Exercise
Go through the data below. Pull out every line that has the word "Carolina".

## begin Records for the exercise

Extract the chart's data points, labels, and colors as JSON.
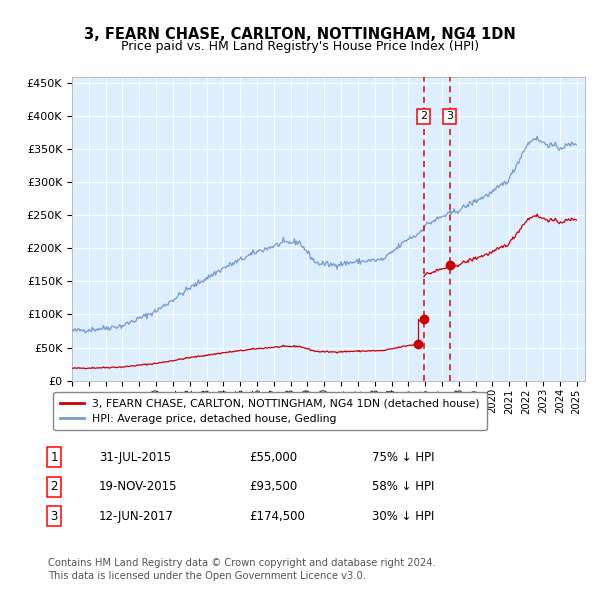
{
  "title": "3, FEARN CHASE, CARLTON, NOTTINGHAM, NG4 1DN",
  "subtitle": "Price paid vs. HM Land Registry's House Price Index (HPI)",
  "background_color": "#ffffff",
  "plot_bg_color": "#ddeeff",
  "hpi_color": "#7799cc",
  "price_color": "#cc0000",
  "ylim": [
    0,
    460000
  ],
  "yticks": [
    0,
    50000,
    100000,
    150000,
    200000,
    250000,
    300000,
    350000,
    400000,
    450000
  ],
  "legend_label_price": "3, FEARN CHASE, CARLTON, NOTTINGHAM, NG4 1DN (detached house)",
  "legend_label_hpi": "HPI: Average price, detached house, Gedling",
  "t1_year": 2015.583,
  "t2_year": 2015.917,
  "t3_year": 2017.458,
  "price1": 55000,
  "price2": 93500,
  "price3": 174500,
  "transaction1_date": "31-JUL-2015",
  "transaction1_price": "£55,000",
  "transaction1_pct": "75% ↓ HPI",
  "transaction2_date": "19-NOV-2015",
  "transaction2_price": "£93,500",
  "transaction2_pct": "58% ↓ HPI",
  "transaction3_date": "12-JUN-2017",
  "transaction3_price": "£174,500",
  "transaction3_pct": "30% ↓ HPI",
  "footer": "Contains HM Land Registry data © Crown copyright and database right 2024.\nThis data is licensed under the Open Government Licence v3.0.",
  "xlim_left": 1995,
  "xlim_right": 2025.5
}
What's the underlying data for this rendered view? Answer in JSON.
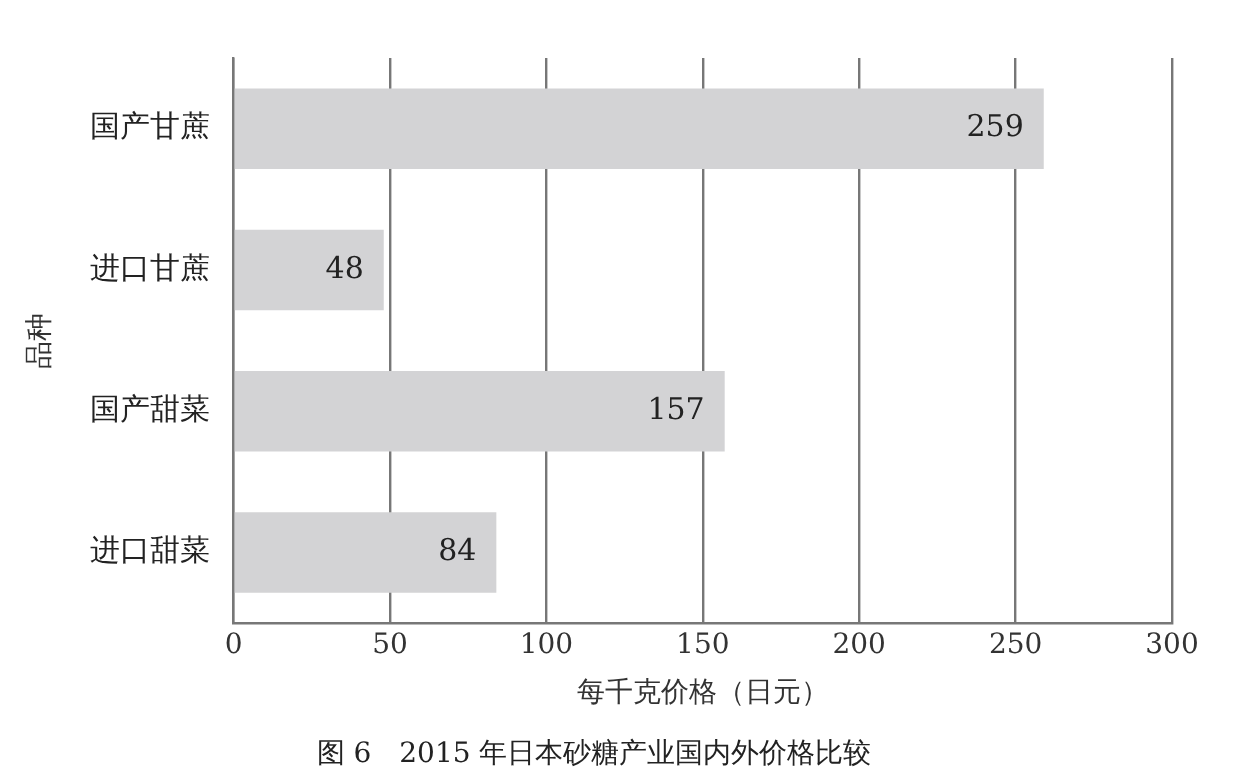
{
  "chart_data": {
    "type": "bar",
    "orientation": "horizontal",
    "title": "图 6　2015 年日本砂糖产业国内外价格比较",
    "xlabel": "每千克价格（日元）",
    "ylabel": "品种",
    "categories": [
      "国产甘蔗",
      "进口甘蔗",
      "国产甜菜",
      "进口甜菜"
    ],
    "values": [
      259,
      48,
      157,
      84
    ],
    "color": "#d3d3d5",
    "xlim": [
      0,
      300
    ],
    "xticks": [
      0,
      50,
      100,
      150,
      200,
      250,
      300
    ],
    "grid": "x",
    "data_labels": true
  }
}
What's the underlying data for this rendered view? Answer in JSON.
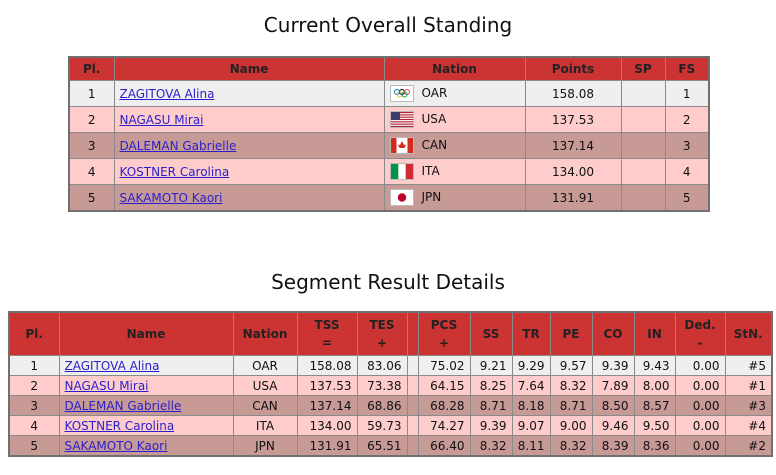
{
  "standing": {
    "title": "Current Overall Standing",
    "header": [
      "Pl.",
      "Name",
      "Nation",
      "Points",
      "SP",
      "FS"
    ],
    "rows": [
      {
        "pl": "1",
        "name": "ZAGITOVA Alina",
        "nation": "OAR",
        "points": "158.08",
        "fs": "1"
      },
      {
        "pl": "2",
        "name": "NAGASU Mirai",
        "nation": "USA",
        "points": "137.53",
        "fs": "2"
      },
      {
        "pl": "3",
        "name": "DALEMAN Gabrielle",
        "nation": "CAN",
        "points": "137.14",
        "fs": "3"
      },
      {
        "pl": "4",
        "name": "KOSTNER Carolina",
        "nation": "ITA",
        "points": "134.00",
        "fs": "4"
      },
      {
        "pl": "5",
        "name": "SAKAMOTO Kaori",
        "nation": "JPN",
        "points": "131.91",
        "fs": "5"
      }
    ]
  },
  "segment": {
    "title": "Segment Result Details",
    "header": [
      [
        "Pl."
      ],
      [
        "Name"
      ],
      [
        "Nation"
      ],
      [
        "TSS",
        "="
      ],
      [
        "TES",
        "+"
      ],
      [
        "PCS",
        "+"
      ],
      [
        "SS"
      ],
      [
        "TR"
      ],
      [
        "PE"
      ],
      [
        "CO"
      ],
      [
        "IN"
      ],
      [
        "Ded.",
        "-"
      ],
      [
        "StN."
      ]
    ],
    "rows": [
      [
        "1",
        "ZAGITOVA Alina",
        "OAR",
        "158.08",
        "83.06",
        "75.02",
        "9.21",
        "9.29",
        "9.57",
        "9.39",
        "9.43",
        "0.00",
        "#5"
      ],
      [
        "2",
        "NAGASU Mirai",
        "USA",
        "137.53",
        "73.38",
        "64.15",
        "8.25",
        "7.64",
        "8.32",
        "7.89",
        "8.00",
        "0.00",
        "#1"
      ],
      [
        "3",
        "DALEMAN Gabrielle",
        "CAN",
        "137.14",
        "68.86",
        "68.28",
        "8.71",
        "8.18",
        "8.71",
        "8.50",
        "8.57",
        "0.00",
        "#3"
      ],
      [
        "4",
        "KOSTNER Carolina",
        "ITA",
        "134.00",
        "59.73",
        "74.27",
        "9.39",
        "9.07",
        "9.00",
        "9.46",
        "9.50",
        "0.00",
        "#4"
      ],
      [
        "5",
        "SAKAMOTO Kaori",
        "JPN",
        "131.91",
        "65.51",
        "66.40",
        "8.32",
        "8.11",
        "8.32",
        "8.39",
        "8.36",
        "0.00",
        "#2"
      ]
    ]
  }
}
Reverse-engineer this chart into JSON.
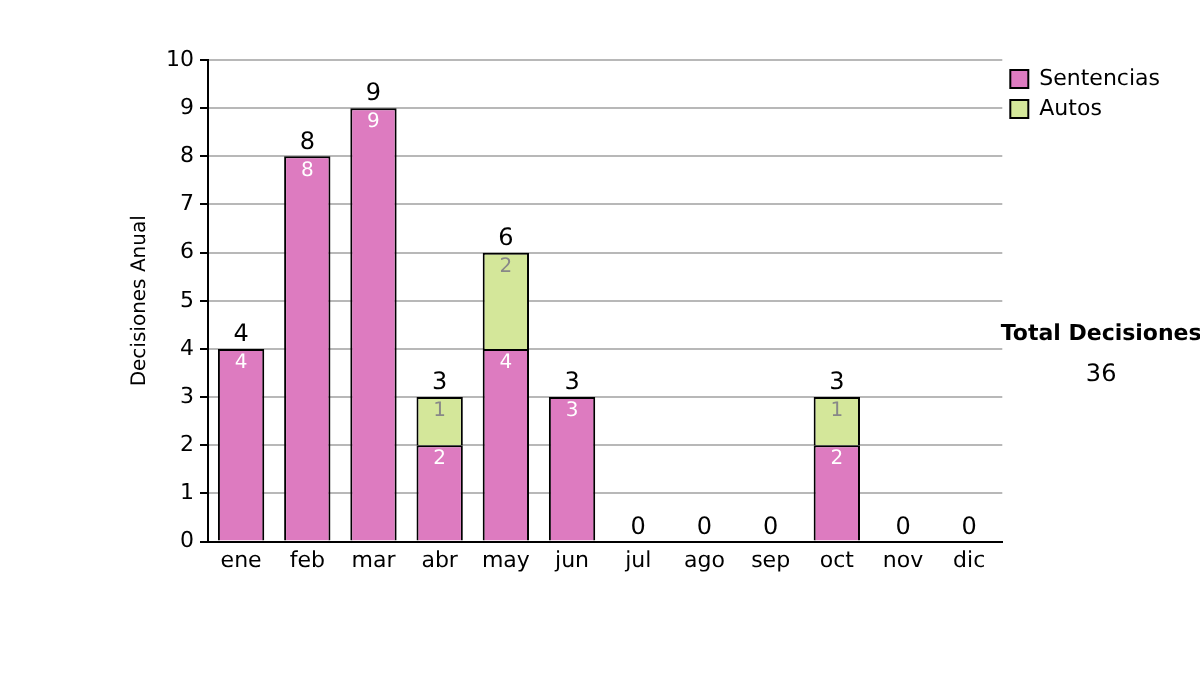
{
  "chart_data": {
    "type": "bar",
    "stacked": true,
    "ylabel": "Decisiones Anual",
    "categories": [
      "ene",
      "feb",
      "mar",
      "abr",
      "may",
      "jun",
      "jul",
      "ago",
      "sep",
      "oct",
      "nov",
      "dic"
    ],
    "series": [
      {
        "name": "Sentencias",
        "color": "#dd7bc0",
        "values": [
          4,
          8,
          9,
          2,
          4,
          3,
          0,
          0,
          0,
          2,
          0,
          0
        ],
        "value_labels": [
          "4",
          "8",
          "9",
          "2",
          "4",
          "3",
          null,
          null,
          null,
          "2",
          null,
          null
        ]
      },
      {
        "name": "Autos",
        "color": "#d4e79a",
        "values": [
          0,
          0,
          0,
          1,
          2,
          0,
          0,
          0,
          0,
          1,
          0,
          0
        ],
        "value_labels": [
          null,
          null,
          null,
          "1",
          "2",
          null,
          null,
          null,
          null,
          "1",
          null,
          null
        ]
      }
    ],
    "totals": [
      "4",
      "8",
      "9",
      "3",
      "6",
      "3",
      "0",
      "0",
      "0",
      "3",
      "0",
      "0"
    ],
    "ylim": [
      0,
      10
    ],
    "yticks": [
      0,
      1,
      2,
      3,
      4,
      5,
      6,
      7,
      8,
      9,
      10
    ],
    "grid": "y",
    "legend": "right",
    "annotations": [
      "Total Decisiones",
      "36"
    ]
  }
}
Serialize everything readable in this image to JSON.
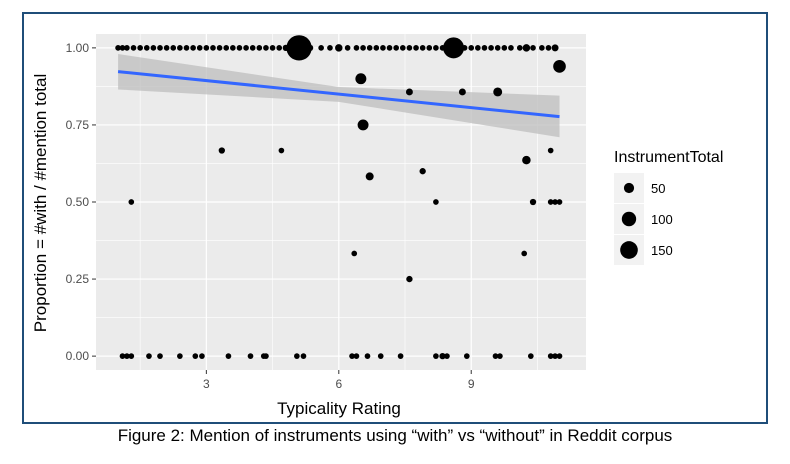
{
  "caption": "Figure 2:  Mention of instruments using “with” vs “without” in Reddit corpus",
  "chart_data": {
    "type": "scatter",
    "title": "",
    "xlabel": "Typicality Rating",
    "ylabel": "Proportion = #with / #mention total",
    "xlim": [
      0.5,
      11.6
    ],
    "ylim": [
      -0.045,
      1.045
    ],
    "x_ticks": [
      3,
      6,
      9
    ],
    "y_ticks": [
      0.0,
      0.25,
      0.5,
      0.75,
      1.0
    ],
    "x_tick_labels": [
      "3",
      "6",
      "9"
    ],
    "y_tick_labels": [
      "0.00",
      "0.25",
      "0.50",
      "0.75",
      "1.00"
    ],
    "grid": true,
    "legend": {
      "title": "InstrumentTotal",
      "position": "right",
      "entries": [
        {
          "label": "50",
          "size": 50
        },
        {
          "label": "100",
          "size": 100
        },
        {
          "label": "150",
          "size": 150
        }
      ]
    },
    "colors": {
      "panel_bg": "#ebebeb",
      "grid": "#ffffff",
      "points": "#000000",
      "trend": "#3366ff",
      "ribbon": "#bdbdbd",
      "frame": "#1f4e79"
    },
    "points": [
      {
        "x": 1.0,
        "y": 1.0,
        "size": 8
      },
      {
        "x": 1.1,
        "y": 1.0,
        "size": 8
      },
      {
        "x": 1.2,
        "y": 1.0,
        "size": 8
      },
      {
        "x": 1.35,
        "y": 1.0,
        "size": 8
      },
      {
        "x": 1.5,
        "y": 1.0,
        "size": 8
      },
      {
        "x": 1.65,
        "y": 1.0,
        "size": 8
      },
      {
        "x": 1.8,
        "y": 1.0,
        "size": 8
      },
      {
        "x": 1.95,
        "y": 1.0,
        "size": 8
      },
      {
        "x": 2.1,
        "y": 1.0,
        "size": 8
      },
      {
        "x": 2.25,
        "y": 1.0,
        "size": 8
      },
      {
        "x": 2.4,
        "y": 1.0,
        "size": 8
      },
      {
        "x": 2.55,
        "y": 1.0,
        "size": 8
      },
      {
        "x": 2.7,
        "y": 1.0,
        "size": 8
      },
      {
        "x": 2.85,
        "y": 1.0,
        "size": 8
      },
      {
        "x": 3.0,
        "y": 1.0,
        "size": 8
      },
      {
        "x": 3.15,
        "y": 1.0,
        "size": 8
      },
      {
        "x": 3.3,
        "y": 1.0,
        "size": 8
      },
      {
        "x": 3.45,
        "y": 1.0,
        "size": 8
      },
      {
        "x": 3.6,
        "y": 1.0,
        "size": 8
      },
      {
        "x": 3.75,
        "y": 1.0,
        "size": 8
      },
      {
        "x": 3.9,
        "y": 1.0,
        "size": 8
      },
      {
        "x": 4.05,
        "y": 1.0,
        "size": 8
      },
      {
        "x": 4.2,
        "y": 1.0,
        "size": 8
      },
      {
        "x": 4.35,
        "y": 1.0,
        "size": 8
      },
      {
        "x": 4.5,
        "y": 1.0,
        "size": 8
      },
      {
        "x": 4.65,
        "y": 1.0,
        "size": 8
      },
      {
        "x": 4.8,
        "y": 1.0,
        "size": 10
      },
      {
        "x": 5.1,
        "y": 1.0,
        "size": 160
      },
      {
        "x": 5.35,
        "y": 1.0,
        "size": 10
      },
      {
        "x": 5.6,
        "y": 1.0,
        "size": 8
      },
      {
        "x": 5.8,
        "y": 1.0,
        "size": 8
      },
      {
        "x": 6.0,
        "y": 1.0,
        "size": 14
      },
      {
        "x": 6.2,
        "y": 1.0,
        "size": 8
      },
      {
        "x": 6.4,
        "y": 1.0,
        "size": 8
      },
      {
        "x": 6.55,
        "y": 1.0,
        "size": 8
      },
      {
        "x": 6.7,
        "y": 1.0,
        "size": 8
      },
      {
        "x": 6.85,
        "y": 1.0,
        "size": 8
      },
      {
        "x": 7.0,
        "y": 1.0,
        "size": 8
      },
      {
        "x": 7.15,
        "y": 1.0,
        "size": 8
      },
      {
        "x": 7.3,
        "y": 1.0,
        "size": 8
      },
      {
        "x": 7.45,
        "y": 1.0,
        "size": 8
      },
      {
        "x": 7.6,
        "y": 1.0,
        "size": 8
      },
      {
        "x": 7.75,
        "y": 1.0,
        "size": 8
      },
      {
        "x": 7.9,
        "y": 1.0,
        "size": 8
      },
      {
        "x": 8.05,
        "y": 1.0,
        "size": 8
      },
      {
        "x": 8.2,
        "y": 1.0,
        "size": 8
      },
      {
        "x": 8.35,
        "y": 1.0,
        "size": 8
      },
      {
        "x": 8.6,
        "y": 1.0,
        "size": 110
      },
      {
        "x": 8.85,
        "y": 1.0,
        "size": 8
      },
      {
        "x": 9.0,
        "y": 1.0,
        "size": 8
      },
      {
        "x": 9.15,
        "y": 1.0,
        "size": 8
      },
      {
        "x": 9.3,
        "y": 1.0,
        "size": 8
      },
      {
        "x": 9.45,
        "y": 1.0,
        "size": 8
      },
      {
        "x": 9.6,
        "y": 1.0,
        "size": 8
      },
      {
        "x": 9.75,
        "y": 1.0,
        "size": 8
      },
      {
        "x": 9.9,
        "y": 1.0,
        "size": 8
      },
      {
        "x": 10.1,
        "y": 1.0,
        "size": 8
      },
      {
        "x": 10.25,
        "y": 1.0,
        "size": 14
      },
      {
        "x": 10.4,
        "y": 1.0,
        "size": 8
      },
      {
        "x": 10.6,
        "y": 1.0,
        "size": 8
      },
      {
        "x": 10.75,
        "y": 1.0,
        "size": 8
      },
      {
        "x": 10.9,
        "y": 1.0,
        "size": 12
      },
      {
        "x": 11.0,
        "y": 0.94,
        "size": 40
      },
      {
        "x": 6.5,
        "y": 0.9,
        "size": 30
      },
      {
        "x": 7.6,
        "y": 0.857,
        "size": 12
      },
      {
        "x": 8.8,
        "y": 0.857,
        "size": 12
      },
      {
        "x": 9.6,
        "y": 0.857,
        "size": 20
      },
      {
        "x": 6.55,
        "y": 0.75,
        "size": 30
      },
      {
        "x": 3.35,
        "y": 0.667,
        "size": 10
      },
      {
        "x": 4.7,
        "y": 0.667,
        "size": 8
      },
      {
        "x": 10.8,
        "y": 0.667,
        "size": 8
      },
      {
        "x": 10.25,
        "y": 0.636,
        "size": 18
      },
      {
        "x": 7.9,
        "y": 0.6,
        "size": 10
      },
      {
        "x": 6.7,
        "y": 0.583,
        "size": 16
      },
      {
        "x": 1.3,
        "y": 0.5,
        "size": 8
      },
      {
        "x": 8.2,
        "y": 0.5,
        "size": 8
      },
      {
        "x": 10.4,
        "y": 0.5,
        "size": 10
      },
      {
        "x": 10.8,
        "y": 0.5,
        "size": 8
      },
      {
        "x": 10.9,
        "y": 0.5,
        "size": 8
      },
      {
        "x": 11.0,
        "y": 0.5,
        "size": 8
      },
      {
        "x": 6.35,
        "y": 0.333,
        "size": 8
      },
      {
        "x": 10.2,
        "y": 0.333,
        "size": 8
      },
      {
        "x": 7.6,
        "y": 0.25,
        "size": 10
      },
      {
        "x": 1.1,
        "y": 0.0,
        "size": 8
      },
      {
        "x": 1.2,
        "y": 0.0,
        "size": 8
      },
      {
        "x": 1.3,
        "y": 0.0,
        "size": 8
      },
      {
        "x": 1.7,
        "y": 0.0,
        "size": 8
      },
      {
        "x": 1.95,
        "y": 0.0,
        "size": 8
      },
      {
        "x": 2.4,
        "y": 0.0,
        "size": 8
      },
      {
        "x": 2.75,
        "y": 0.0,
        "size": 8
      },
      {
        "x": 2.9,
        "y": 0.0,
        "size": 8
      },
      {
        "x": 3.5,
        "y": 0.0,
        "size": 8
      },
      {
        "x": 4.0,
        "y": 0.0,
        "size": 8
      },
      {
        "x": 4.3,
        "y": 0.0,
        "size": 8
      },
      {
        "x": 4.35,
        "y": 0.0,
        "size": 8
      },
      {
        "x": 5.05,
        "y": 0.0,
        "size": 8
      },
      {
        "x": 5.2,
        "y": 0.0,
        "size": 8
      },
      {
        "x": 6.3,
        "y": 0.0,
        "size": 8
      },
      {
        "x": 6.4,
        "y": 0.0,
        "size": 8
      },
      {
        "x": 6.65,
        "y": 0.0,
        "size": 8
      },
      {
        "x": 6.95,
        "y": 0.0,
        "size": 8
      },
      {
        "x": 7.4,
        "y": 0.0,
        "size": 8
      },
      {
        "x": 8.2,
        "y": 0.0,
        "size": 8
      },
      {
        "x": 8.35,
        "y": 0.0,
        "size": 10
      },
      {
        "x": 8.45,
        "y": 0.0,
        "size": 8
      },
      {
        "x": 8.9,
        "y": 0.0,
        "size": 8
      },
      {
        "x": 9.55,
        "y": 0.0,
        "size": 8
      },
      {
        "x": 9.65,
        "y": 0.0,
        "size": 8
      },
      {
        "x": 10.35,
        "y": 0.0,
        "size": 8
      },
      {
        "x": 10.8,
        "y": 0.0,
        "size": 8
      },
      {
        "x": 10.9,
        "y": 0.0,
        "size": 8
      },
      {
        "x": 11.0,
        "y": 0.0,
        "size": 8
      }
    ],
    "trend_line": {
      "method": "linear",
      "x": [
        1.0,
        11.0
      ],
      "y": [
        0.923,
        0.777
      ]
    },
    "confidence_band": {
      "x": [
        1.0,
        6.0,
        11.0
      ],
      "lower": [
        0.865,
        0.825,
        0.71
      ],
      "upper": [
        0.98,
        0.873,
        0.845
      ]
    }
  }
}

## end Records for the exercise

Response to this exercise
        "name": "KOSTNER Carolina",
        "KOSTNER Carolina",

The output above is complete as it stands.